>>>>

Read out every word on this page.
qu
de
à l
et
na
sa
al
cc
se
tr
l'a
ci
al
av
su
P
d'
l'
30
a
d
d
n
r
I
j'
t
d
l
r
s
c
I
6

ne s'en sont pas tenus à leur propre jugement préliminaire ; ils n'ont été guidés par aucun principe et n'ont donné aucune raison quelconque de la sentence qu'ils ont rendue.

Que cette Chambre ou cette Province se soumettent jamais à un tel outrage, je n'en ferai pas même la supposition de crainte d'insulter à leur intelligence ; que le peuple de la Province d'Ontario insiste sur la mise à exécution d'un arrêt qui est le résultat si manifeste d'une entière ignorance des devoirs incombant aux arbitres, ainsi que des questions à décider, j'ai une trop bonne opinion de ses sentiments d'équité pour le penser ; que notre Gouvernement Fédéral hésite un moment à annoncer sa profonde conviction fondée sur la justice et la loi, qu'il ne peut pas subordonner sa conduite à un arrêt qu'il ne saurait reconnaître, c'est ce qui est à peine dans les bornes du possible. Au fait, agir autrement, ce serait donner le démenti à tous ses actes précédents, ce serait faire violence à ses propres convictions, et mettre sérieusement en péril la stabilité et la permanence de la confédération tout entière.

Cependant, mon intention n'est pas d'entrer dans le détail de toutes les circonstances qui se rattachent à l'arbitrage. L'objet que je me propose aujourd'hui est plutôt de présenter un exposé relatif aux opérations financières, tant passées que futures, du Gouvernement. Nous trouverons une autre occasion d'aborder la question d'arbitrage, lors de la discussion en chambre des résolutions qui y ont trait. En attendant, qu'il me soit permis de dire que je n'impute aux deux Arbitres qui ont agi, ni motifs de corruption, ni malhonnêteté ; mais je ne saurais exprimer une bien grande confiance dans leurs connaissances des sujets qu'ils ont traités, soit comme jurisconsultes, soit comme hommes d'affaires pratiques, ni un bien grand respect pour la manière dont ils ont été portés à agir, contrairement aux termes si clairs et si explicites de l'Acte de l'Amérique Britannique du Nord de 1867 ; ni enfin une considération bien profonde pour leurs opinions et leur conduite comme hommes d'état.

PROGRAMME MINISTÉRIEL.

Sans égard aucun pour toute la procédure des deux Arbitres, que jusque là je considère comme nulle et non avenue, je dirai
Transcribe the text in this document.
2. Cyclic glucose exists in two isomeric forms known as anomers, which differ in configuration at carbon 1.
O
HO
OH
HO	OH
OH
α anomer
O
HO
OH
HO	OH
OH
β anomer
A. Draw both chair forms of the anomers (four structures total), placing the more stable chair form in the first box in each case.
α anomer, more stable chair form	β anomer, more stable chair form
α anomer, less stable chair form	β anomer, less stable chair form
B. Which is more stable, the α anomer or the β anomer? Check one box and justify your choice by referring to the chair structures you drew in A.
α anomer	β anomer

<<<<

Problem requirements: Copy, from the material, each line that holds the string "more".

The result:
A. Draw both chair forms of the anomers (four structures total), placing the more stable chair form in the first box in each case.
α anomer, more stable chair form	β anomer, more stable chair form
B. Which is more stable, the α anomer or the β anomer? Check one box and justify your choice by referring to the chair structures you drew in A.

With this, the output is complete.